- Problem description -
Extract each line of the data and write it out again exactly.

** Begin Data provided **

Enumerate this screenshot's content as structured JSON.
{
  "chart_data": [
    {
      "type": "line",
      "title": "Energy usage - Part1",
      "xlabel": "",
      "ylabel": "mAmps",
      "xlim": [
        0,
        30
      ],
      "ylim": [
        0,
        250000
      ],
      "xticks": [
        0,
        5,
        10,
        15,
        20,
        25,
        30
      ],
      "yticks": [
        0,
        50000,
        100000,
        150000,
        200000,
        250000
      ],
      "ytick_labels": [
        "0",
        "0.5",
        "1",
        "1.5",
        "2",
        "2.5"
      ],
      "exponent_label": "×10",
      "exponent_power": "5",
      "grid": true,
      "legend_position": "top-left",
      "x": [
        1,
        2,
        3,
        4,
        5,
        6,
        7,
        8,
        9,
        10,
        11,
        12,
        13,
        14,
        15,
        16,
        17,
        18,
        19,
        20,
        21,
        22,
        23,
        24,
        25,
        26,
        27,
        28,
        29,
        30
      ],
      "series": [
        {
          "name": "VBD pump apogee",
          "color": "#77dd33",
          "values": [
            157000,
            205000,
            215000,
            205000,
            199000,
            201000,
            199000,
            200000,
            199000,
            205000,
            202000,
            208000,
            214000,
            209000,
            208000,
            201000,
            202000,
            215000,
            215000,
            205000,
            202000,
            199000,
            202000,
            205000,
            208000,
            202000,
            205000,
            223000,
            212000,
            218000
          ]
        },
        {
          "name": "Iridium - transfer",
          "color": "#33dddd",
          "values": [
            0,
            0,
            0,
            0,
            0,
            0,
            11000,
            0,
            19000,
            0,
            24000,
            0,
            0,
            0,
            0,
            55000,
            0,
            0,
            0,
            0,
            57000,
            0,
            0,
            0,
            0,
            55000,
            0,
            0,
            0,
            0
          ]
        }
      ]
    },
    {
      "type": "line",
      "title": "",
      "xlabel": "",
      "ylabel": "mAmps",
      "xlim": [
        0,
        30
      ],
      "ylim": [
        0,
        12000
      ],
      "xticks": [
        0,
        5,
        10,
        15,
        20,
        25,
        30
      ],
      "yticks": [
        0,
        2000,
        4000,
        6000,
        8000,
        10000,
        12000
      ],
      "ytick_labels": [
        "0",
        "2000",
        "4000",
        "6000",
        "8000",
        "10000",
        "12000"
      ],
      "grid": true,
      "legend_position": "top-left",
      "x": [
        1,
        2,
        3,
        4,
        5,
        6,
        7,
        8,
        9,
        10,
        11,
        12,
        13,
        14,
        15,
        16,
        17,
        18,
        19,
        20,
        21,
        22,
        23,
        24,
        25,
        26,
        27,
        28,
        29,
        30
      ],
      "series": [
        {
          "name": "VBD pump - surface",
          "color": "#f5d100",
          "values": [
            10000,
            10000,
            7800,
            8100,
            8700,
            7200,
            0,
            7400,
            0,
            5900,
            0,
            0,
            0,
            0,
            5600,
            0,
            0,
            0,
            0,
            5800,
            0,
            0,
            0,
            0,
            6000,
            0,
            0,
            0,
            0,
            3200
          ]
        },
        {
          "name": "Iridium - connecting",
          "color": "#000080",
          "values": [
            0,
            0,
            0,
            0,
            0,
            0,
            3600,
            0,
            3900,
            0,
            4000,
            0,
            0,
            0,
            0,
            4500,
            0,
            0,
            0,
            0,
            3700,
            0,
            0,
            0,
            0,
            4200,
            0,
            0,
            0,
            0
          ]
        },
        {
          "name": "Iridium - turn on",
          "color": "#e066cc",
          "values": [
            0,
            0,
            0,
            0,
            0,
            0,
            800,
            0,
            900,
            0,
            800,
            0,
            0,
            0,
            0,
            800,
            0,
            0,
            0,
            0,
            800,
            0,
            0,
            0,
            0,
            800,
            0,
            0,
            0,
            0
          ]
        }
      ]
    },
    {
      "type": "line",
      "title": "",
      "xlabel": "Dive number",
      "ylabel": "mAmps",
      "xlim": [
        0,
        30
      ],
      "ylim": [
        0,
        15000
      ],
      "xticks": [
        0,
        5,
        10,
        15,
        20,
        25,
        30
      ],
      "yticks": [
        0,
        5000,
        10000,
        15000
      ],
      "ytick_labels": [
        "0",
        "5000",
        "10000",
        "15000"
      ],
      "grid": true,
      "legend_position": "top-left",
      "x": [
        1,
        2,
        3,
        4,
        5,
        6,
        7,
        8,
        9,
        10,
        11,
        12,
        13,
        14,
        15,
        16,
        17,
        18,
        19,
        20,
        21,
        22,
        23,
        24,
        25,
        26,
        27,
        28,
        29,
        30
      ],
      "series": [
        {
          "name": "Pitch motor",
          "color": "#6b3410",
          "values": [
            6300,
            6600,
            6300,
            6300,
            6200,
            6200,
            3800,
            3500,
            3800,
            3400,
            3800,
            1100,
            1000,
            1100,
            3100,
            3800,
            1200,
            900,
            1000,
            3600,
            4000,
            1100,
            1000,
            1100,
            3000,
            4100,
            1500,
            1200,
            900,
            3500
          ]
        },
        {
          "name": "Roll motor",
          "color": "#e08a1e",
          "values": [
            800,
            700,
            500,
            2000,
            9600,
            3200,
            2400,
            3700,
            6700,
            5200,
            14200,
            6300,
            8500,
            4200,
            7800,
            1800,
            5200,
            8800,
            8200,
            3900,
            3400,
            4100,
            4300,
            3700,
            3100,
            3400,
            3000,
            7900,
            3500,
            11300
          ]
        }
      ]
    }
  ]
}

** End Data provided **

- Finished exercise -
Enumerate this screenshot's content as structured JSON.
{
  "chart_data": [
    {
      "type": "line",
      "title": "Energy usage - Part1",
      "xlabel": "",
      "ylabel": "mAmps",
      "xlim": [
        0,
        30
      ],
      "ylim": [
        0,
        250000
      ],
      "xticks": [
        0,
        5,
        10,
        15,
        20,
        25,
        30
      ],
      "yticks": [
        0,
        50000,
        100000,
        150000,
        200000,
        250000
      ],
      "ytick_labels": [
        "0",
        "0.5",
        "1",
        "1.5",
        "2",
        "2.5"
      ],
      "exponent_label": "×10",
      "exponent_power": "5",
      "grid": true,
      "legend_position": "top-left",
      "x": [
        1,
        2,
        3,
        4,
        5,
        6,
        7,
        8,
        9,
        10,
        11,
        12,
        13,
        14,
        15,
        16,
        17,
        18,
        19,
        20,
        21,
        22,
        23,
        24,
        25,
        26,
        27,
        28,
        29,
        30
      ],
      "series": [
        {
          "name": "VBD pump apogee",
          "color": "#77dd33",
          "values": [
            157000,
            205000,
            215000,
            205000,
            199000,
            201000,
            199000,
            200000,
            199000,
            205000,
            202000,
            208000,
            214000,
            209000,
            208000,
            201000,
            202000,
            215000,
            215000,
            205000,
            202000,
            199000,
            202000,
            205000,
            208000,
            202000,
            205000,
            223000,
            212000,
            218000
          ]
        },
        {
          "name": "Iridium - transfer",
          "color": "#33dddd",
          "values": [
            0,
            0,
            0,
            0,
            0,
            0,
            11000,
            0,
            19000,
            0,
            24000,
            0,
            0,
            0,
            0,
            55000,
            0,
            0,
            0,
            0,
            57000,
            0,
            0,
            0,
            0,
            55000,
            0,
            0,
            0,
            0
          ]
        }
      ]
    },
    {
      "type": "line",
      "title": "",
      "xlabel": "",
      "ylabel": "mAmps",
      "xlim": [
        0,
        30
      ],
      "ylim": [
        0,
        12000
      ],
      "xticks": [
        0,
        5,
        10,
        15,
        20,
        25,
        30
      ],
      "yticks": [
        0,
        2000,
        4000,
        6000,
        8000,
        10000,
        12000
      ],
      "ytick_labels": [
        "0",
        "2000",
        "4000",
        "6000",
        "8000",
        "10000",
        "12000"
      ],
      "grid": true,
      "legend_position": "top-left",
      "x": [
        1,
        2,
        3,
        4,
        5,
        6,
        7,
        8,
        9,
        10,
        11,
        12,
        13,
        14,
        15,
        16,
        17,
        18,
        19,
        20,
        21,
        22,
        23,
        24,
        25,
        26,
        27,
        28,
        29,
        30
      ],
      "series": [
        {
          "name": "VBD pump - surface",
          "color": "#f5d100",
          "values": [
            10000,
            10000,
            7800,
            8100,
            8700,
            7200,
            0,
            7400,
            0,
            5900,
            0,
            0,
            0,
            0,
            5600,
            0,
            0,
            0,
            0,
            5800,
            0,
            0,
            0,
            0,
            6000,
            0,
            0,
            0,
            0,
            3200
          ]
        },
        {
          "name": "Iridium - connecting",
          "color": "#000080",
          "values": [
            0,
            0,
            0,
            0,
            0,
            0,
            3600,
            0,
            3900,
            0,
            4000,
            0,
            0,
            0,
            0,
            4500,
            0,
            0,
            0,
            0,
            3700,
            0,
            0,
            0,
            0,
            4200,
            0,
            0,
            0,
            0
          ]
        },
        {
          "name": "Iridium - turn on",
          "color": "#e066cc",
          "values": [
            0,
            0,
            0,
            0,
            0,
            0,
            800,
            0,
            900,
            0,
            800,
            0,
            0,
            0,
            0,
            800,
            0,
            0,
            0,
            0,
            800,
            0,
            0,
            0,
            0,
            800,
            0,
            0,
            0,
            0
          ]
        }
      ]
    },
    {
      "type": "line",
      "title": "",
      "xlabel": "Dive number",
      "ylabel": "mAmps",
      "xlim": [
        0,
        30
      ],
      "ylim": [
        0,
        15000
      ],
      "xticks": [
        0,
        5,
        10,
        15,
        20,
        25,
        30
      ],
      "yticks": [
        0,
        5000,
        10000,
        15000
      ],
      "ytick_labels": [
        "0",
        "5000",
        "10000",
        "15000"
      ],
      "grid": true,
      "legend_position": "top-left",
      "x": [
        1,
        2,
        3,
        4,
        5,
        6,
        7,
        8,
        9,
        10,
        11,
        12,
        13,
        14,
        15,
        16,
        17,
        18,
        19,
        20,
        21,
        22,
        23,
        24,
        25,
        26,
        27,
        28,
        29,
        30
      ],
      "series": [
        {
          "name": "Pitch motor",
          "color": "#6b3410",
          "values": [
            6300,
            6600,
            6300,
            6300,
            6200,
            6200,
            3800,
            3500,
            3800,
            3400,
            3800,
            1100,
            1000,
            1100,
            3100,
            3800,
            1200,
            900,
            1000,
            3600,
            4000,
            1100,
            1000,
            1100,
            3000,
            4100,
            1500,
            1200,
            900,
            3500
          ]
        },
        {
          "name": "Roll motor",
          "color": "#e08a1e",
          "values": [
            800,
            700,
            500,
            2000,
            9600,
            3200,
            2400,
            3700,
            6700,
            5200,
            14200,
            6300,
            8500,
            4200,
            7800,
            1800,
            5200,
            8800,
            8200,
            3900,
            3400,
            4100,
            4300,
            3700,
            3100,
            3400,
            3000,
            7900,
            3500,
            11300
          ]
        }
      ]
    }
  ]
}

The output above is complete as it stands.